Objective: Omit the images. Copy each entry word for word.

Material provided:
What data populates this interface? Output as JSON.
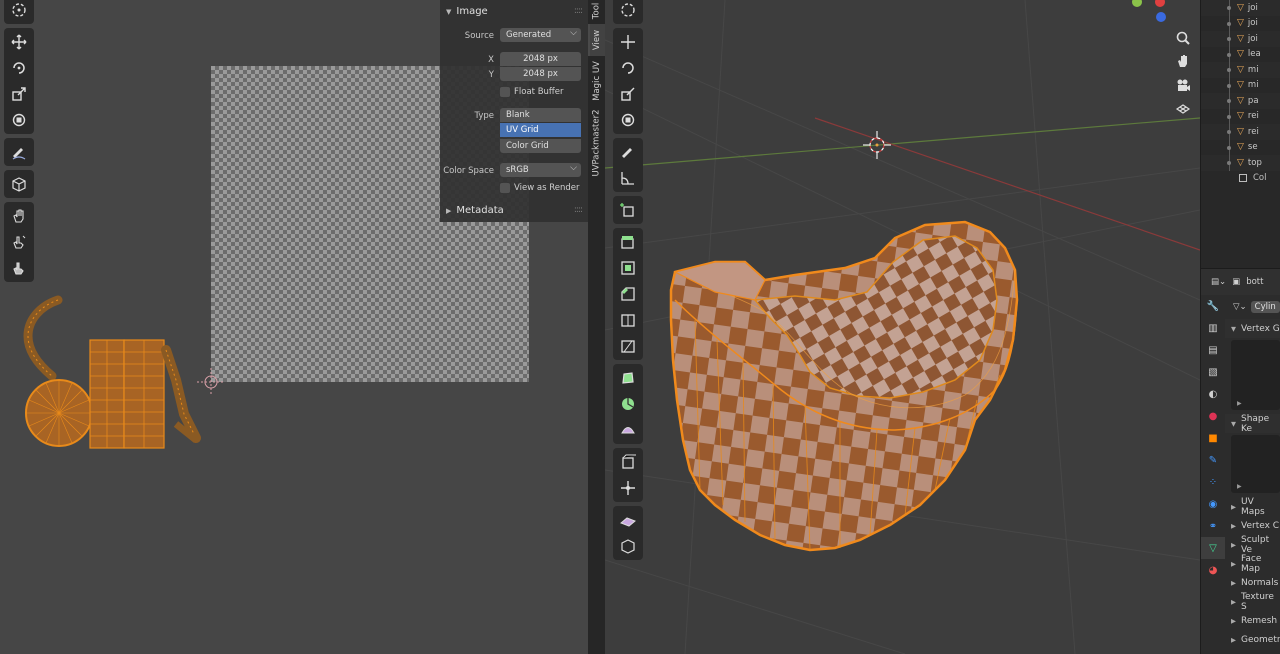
{
  "image_panel": {
    "title": "Image",
    "source_label": "Source",
    "source_value": "Generated",
    "x_label": "X",
    "x_value": "2048 px",
    "y_label": "Y",
    "y_value": "2048 px",
    "float_buffer_label": "Float Buffer",
    "type_label": "Type",
    "type_options": [
      "Blank",
      "UV Grid",
      "Color Grid"
    ],
    "type_selected": "UV Grid",
    "color_space_label": "Color Space",
    "color_space_value": "sRGB",
    "view_as_render_label": "View as Render",
    "metadata_title": "Metadata",
    "drag_handle": "::::"
  },
  "sidebar_tabs": [
    "Tool",
    "View",
    "Magic UV",
    "UVPackmaster2"
  ],
  "outliner": {
    "items": [
      "joi",
      "joi",
      "joi",
      "lea",
      "mi",
      "mi",
      "pa",
      "rei",
      "rei",
      "se",
      "top"
    ],
    "collection": "Col"
  },
  "properties": {
    "object_name": "bott",
    "mesh_name": "Cylin",
    "sections_open": [
      "Vertex G",
      "Shape Ke"
    ],
    "sections_closed": [
      "UV Maps",
      "Vertex C",
      "Sculpt Ve",
      "Face Map",
      "Normals",
      "Texture S",
      "Remesh",
      "Geometr"
    ]
  },
  "icons": {
    "uv_tools": [
      "cursor-icon",
      "move-icon",
      "rotate-icon",
      "scale-icon",
      "transform-icon",
      "annotate-icon",
      "box-select-icon",
      "grab-icon",
      "relax-icon",
      "pinch-icon"
    ],
    "viewport_tools": [
      "cursor-icon",
      "move-icon",
      "rotate-icon",
      "scale-icon",
      "transform-icon",
      "annotate-icon",
      "measure-icon",
      "add-cube-icon",
      "extrude-icon",
      "inset-icon",
      "bevel-icon",
      "loop-cut-icon",
      "knife-icon",
      "poly-build-icon",
      "spin-icon",
      "smooth-icon",
      "edge-slide-icon",
      "shrink-fatten-icon",
      "shear-icon",
      "rip-icon"
    ],
    "nav": [
      "zoom-icon",
      "hand-icon",
      "camera-icon",
      "grid-icon"
    ]
  },
  "colors": {
    "selection_orange": "#e88a1a",
    "active_enum": "#4772b3",
    "panel_bg": "#303030",
    "uv_bg": "#464646",
    "viewport_bg": "#3d3d3d"
  }
}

Answer to this task:
What data populates this interface? Output as JSON.
{
  "image_panel": {
    "title": "Image",
    "source_label": "Source",
    "source_value": "Generated",
    "x_label": "X",
    "x_value": "2048 px",
    "y_label": "Y",
    "y_value": "2048 px",
    "float_buffer_label": "Float Buffer",
    "type_label": "Type",
    "type_options": [
      "Blank",
      "UV Grid",
      "Color Grid"
    ],
    "type_selected": "UV Grid",
    "color_space_label": "Color Space",
    "color_space_value": "sRGB",
    "view_as_render_label": "View as Render",
    "metadata_title": "Metadata",
    "drag_handle": "::::"
  },
  "sidebar_tabs": [
    "Tool",
    "View",
    "Magic UV",
    "UVPackmaster2"
  ],
  "outliner": {
    "items": [
      "joi",
      "joi",
      "joi",
      "lea",
      "mi",
      "mi",
      "pa",
      "rei",
      "rei",
      "se",
      "top"
    ],
    "collection": "Col"
  },
  "properties": {
    "object_name": "bott",
    "mesh_name": "Cylin",
    "sections_open": [
      "Vertex G",
      "Shape Ke"
    ],
    "sections_closed": [
      "UV Maps",
      "Vertex C",
      "Sculpt Ve",
      "Face Map",
      "Normals",
      "Texture S",
      "Remesh",
      "Geometr"
    ]
  },
  "icons": {
    "uv_tools": [
      "cursor-icon",
      "move-icon",
      "rotate-icon",
      "scale-icon",
      "transform-icon",
      "annotate-icon",
      "box-select-icon",
      "grab-icon",
      "relax-icon",
      "pinch-icon"
    ],
    "viewport_tools": [
      "cursor-icon",
      "move-icon",
      "rotate-icon",
      "scale-icon",
      "transform-icon",
      "annotate-icon",
      "measure-icon",
      "add-cube-icon",
      "extrude-icon",
      "inset-icon",
      "bevel-icon",
      "loop-cut-icon",
      "knife-icon",
      "poly-build-icon",
      "spin-icon",
      "smooth-icon",
      "edge-slide-icon",
      "shrink-fatten-icon",
      "shear-icon",
      "rip-icon"
    ],
    "nav": [
      "zoom-icon",
      "hand-icon",
      "camera-icon",
      "grid-icon"
    ]
  },
  "colors": {
    "selection_orange": "#e88a1a",
    "active_enum": "#4772b3",
    "panel_bg": "#303030",
    "uv_bg": "#464646",
    "viewport_bg": "#3d3d3d"
  }
}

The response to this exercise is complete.